Data entries
§

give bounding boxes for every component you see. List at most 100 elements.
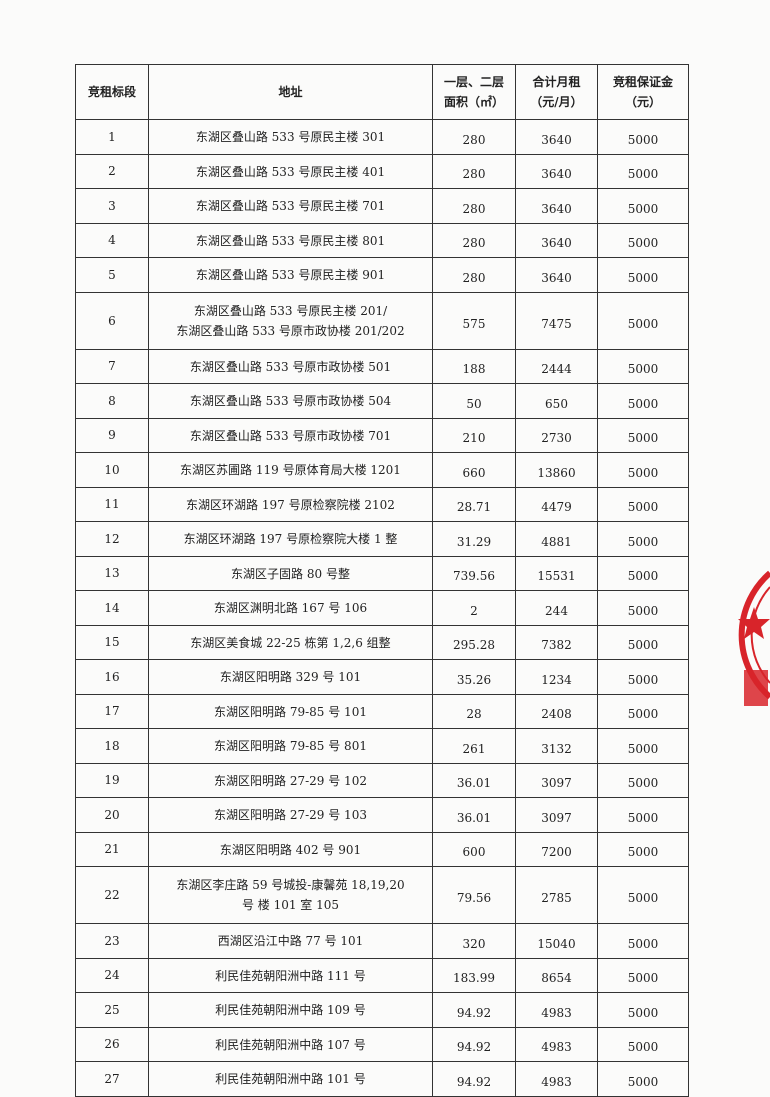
cell-segment: 21 — [75, 831, 149, 867]
cell-segment: 27 — [75, 1061, 149, 1097]
cell-deposit: 5000 — [597, 866, 689, 924]
cell-monthly-rent: 2408 — [515, 693, 598, 729]
cell-deposit: 5000 — [597, 188, 689, 224]
cell-deposit: 5000 — [597, 555, 689, 591]
cell-deposit: 5000 — [597, 521, 689, 557]
cell-address: 东湖区阳明路 79-85 号 101 — [148, 693, 433, 729]
cell-area: 35.26 — [432, 659, 516, 695]
cell-address: 东湖区阳明路 27-29 号 103 — [148, 797, 433, 833]
cell-monthly-rent: 7475 — [515, 291, 598, 350]
cell-segment: 19 — [75, 762, 149, 798]
rental-table: 竞租标段 地址 一层、二层 面积（㎡） 合计月租 （元/月） 竞租保证金 （元） 1 东湖… — [75, 64, 689, 1097]
red-seal-stamp — [738, 570, 770, 706]
table-row: 10 东湖区苏圃路 119 号原体育局大楼 1201 660 13860 5000 — [75, 452, 689, 488]
cell-deposit: 5000 — [597, 797, 689, 833]
cell-area: 2 — [432, 590, 516, 626]
cell-monthly-rent: 3640 — [515, 119, 598, 155]
cell-deposit: 5000 — [597, 153, 689, 189]
cell-monthly-rent: 3097 — [515, 797, 598, 833]
header-area: 一层、二层 面积（㎡） — [432, 64, 516, 120]
cell-area: 94.92 — [432, 1061, 516, 1097]
cell-area: 79.56 — [432, 866, 516, 924]
cell-deposit: 5000 — [597, 957, 689, 993]
cell-address: 东湖区叠山路 533 号原民主楼 901 — [148, 257, 433, 293]
table-row: 6 东湖区叠山路 533 号原民主楼 201/ 东湖区叠山路 533 号原市政协楼… — [75, 291, 689, 350]
cell-area: 295.28 — [432, 624, 516, 660]
cell-deposit: 5000 — [597, 383, 689, 419]
cell-segment: 23 — [75, 923, 149, 959]
cell-monthly-rent: 244 — [515, 590, 598, 626]
cell-address: 东湖区叠山路 533 号原民主楼 701 — [148, 188, 433, 224]
cell-segment: 8 — [75, 383, 149, 419]
cell-deposit: 5000 — [597, 119, 689, 155]
cell-monthly-rent: 650 — [515, 383, 598, 419]
table-row: 15 东湖区美食城 22-25 栋第 1,2,6 组整 295.28 7382 5000 — [75, 624, 689, 660]
cell-area: 50 — [432, 383, 516, 419]
cell-address: 东湖区渊明北路 167 号 106 — [148, 590, 433, 626]
table-row: 18 东湖区阳明路 79-85 号 801 261 3132 5000 — [75, 728, 689, 764]
cell-monthly-rent: 13860 — [515, 452, 598, 488]
cell-address: 东湖区叠山路 533 号原民主楼 801 — [148, 222, 433, 258]
cell-area: 28.71 — [432, 486, 516, 522]
cell-monthly-rent: 3640 — [515, 188, 598, 224]
cell-monthly-rent: 3640 — [515, 222, 598, 258]
cell-deposit: 5000 — [597, 831, 689, 867]
cell-deposit: 5000 — [597, 728, 689, 764]
cell-address: 利民佳苑朝阳洲中路 109 号 — [148, 992, 433, 1028]
cell-segment: 9 — [75, 417, 149, 453]
table-row: 14 东湖区渊明北路 167 号 106 2 244 5000 — [75, 590, 689, 626]
cell-deposit: 5000 — [597, 348, 689, 384]
cell-area: 36.01 — [432, 762, 516, 798]
cell-segment: 3 — [75, 188, 149, 224]
cell-area: 36.01 — [432, 797, 516, 833]
cell-address: 东湖区美食城 22-25 栋第 1,2,6 组整 — [148, 624, 433, 660]
cell-monthly-rent: 2730 — [515, 417, 598, 453]
cell-monthly-rent: 2444 — [515, 348, 598, 384]
cell-area: 320 — [432, 923, 516, 959]
cell-address: 东湖区叠山路 533 号原民主楼 401 — [148, 153, 433, 189]
cell-address: 利民佳苑朝阳洲中路 101 号 — [148, 1061, 433, 1097]
cell-deposit: 5000 — [597, 992, 689, 1028]
cell-area: 94.92 — [432, 992, 516, 1028]
table-row: 8 东湖区叠山路 533 号原市政协楼 504 50 650 5000 — [75, 383, 689, 419]
cell-monthly-rent: 2785 — [515, 866, 598, 924]
cell-area: 600 — [432, 831, 516, 867]
cell-segment: 22 — [75, 866, 149, 924]
table-row: 27 利民佳苑朝阳洲中路 101 号 94.92 4983 5000 — [75, 1061, 689, 1097]
table-row: 20 东湖区阳明路 27-29 号 103 36.01 3097 5000 — [75, 797, 689, 833]
table-row: 23 西湖区沿江中路 77 号 101 320 15040 5000 — [75, 923, 689, 959]
table-row: 4 东湖区叠山路 533 号原民主楼 801 280 3640 5000 — [75, 222, 689, 258]
cell-address: 东湖区阳明路 402 号 901 — [148, 831, 433, 867]
cell-deposit: 5000 — [597, 1061, 689, 1097]
cell-address: 东湖区环湖路 197 号原检察院楼 2102 — [148, 486, 433, 522]
cell-area: 739.56 — [432, 555, 516, 591]
cell-monthly-rent: 4983 — [515, 1061, 598, 1097]
cell-deposit: 5000 — [597, 257, 689, 293]
table-row: 25 利民佳苑朝阳洲中路 109 号 94.92 4983 5000 — [75, 992, 689, 1028]
table-row: 9 东湖区叠山路 533 号原市政协楼 701 210 2730 5000 — [75, 417, 689, 453]
table-row: 13 东湖区子固路 80 号整 739.56 15531 5000 — [75, 555, 689, 591]
cell-monthly-rent: 15531 — [515, 555, 598, 591]
cell-segment: 13 — [75, 555, 149, 591]
table-row: 2 东湖区叠山路 533 号原民主楼 401 280 3640 5000 — [75, 153, 689, 189]
cell-deposit: 5000 — [597, 486, 689, 522]
table-row: 1 东湖区叠山路 533 号原民主楼 301 280 3640 5000 — [75, 119, 689, 155]
cell-segment: 24 — [75, 957, 149, 993]
table-row: 11 东湖区环湖路 197 号原检察院楼 2102 28.71 4479 5000 — [75, 486, 689, 522]
cell-address: 东湖区阳明路 329 号 101 — [148, 659, 433, 695]
cell-segment: 10 — [75, 452, 149, 488]
cell-segment: 7 — [75, 348, 149, 384]
cell-monthly-rent: 4983 — [515, 1026, 598, 1062]
cell-segment: 12 — [75, 521, 149, 557]
stamp-star-icon — [738, 607, 770, 639]
stamp-text-mark — [744, 670, 768, 706]
cell-segment: 11 — [75, 486, 149, 522]
cell-monthly-rent: 3640 — [515, 153, 598, 189]
cell-area: 280 — [432, 257, 516, 293]
cell-deposit: 5000 — [597, 624, 689, 660]
cell-area: 210 — [432, 417, 516, 453]
cell-monthly-rent: 7382 — [515, 624, 598, 660]
cell-deposit: 5000 — [597, 762, 689, 798]
table-row: 16 东湖区阳明路 329 号 101 35.26 1234 5000 — [75, 659, 689, 695]
header-segment: 竞租标段 — [75, 64, 149, 120]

§

Please gather every line above that contains the string "header" and copy each of those lines in full.

Exercise solution –
header-area: 一层、二层 面积（㎡） — [432, 64, 516, 120]
header-segment: 竞租标段 — [75, 64, 149, 120]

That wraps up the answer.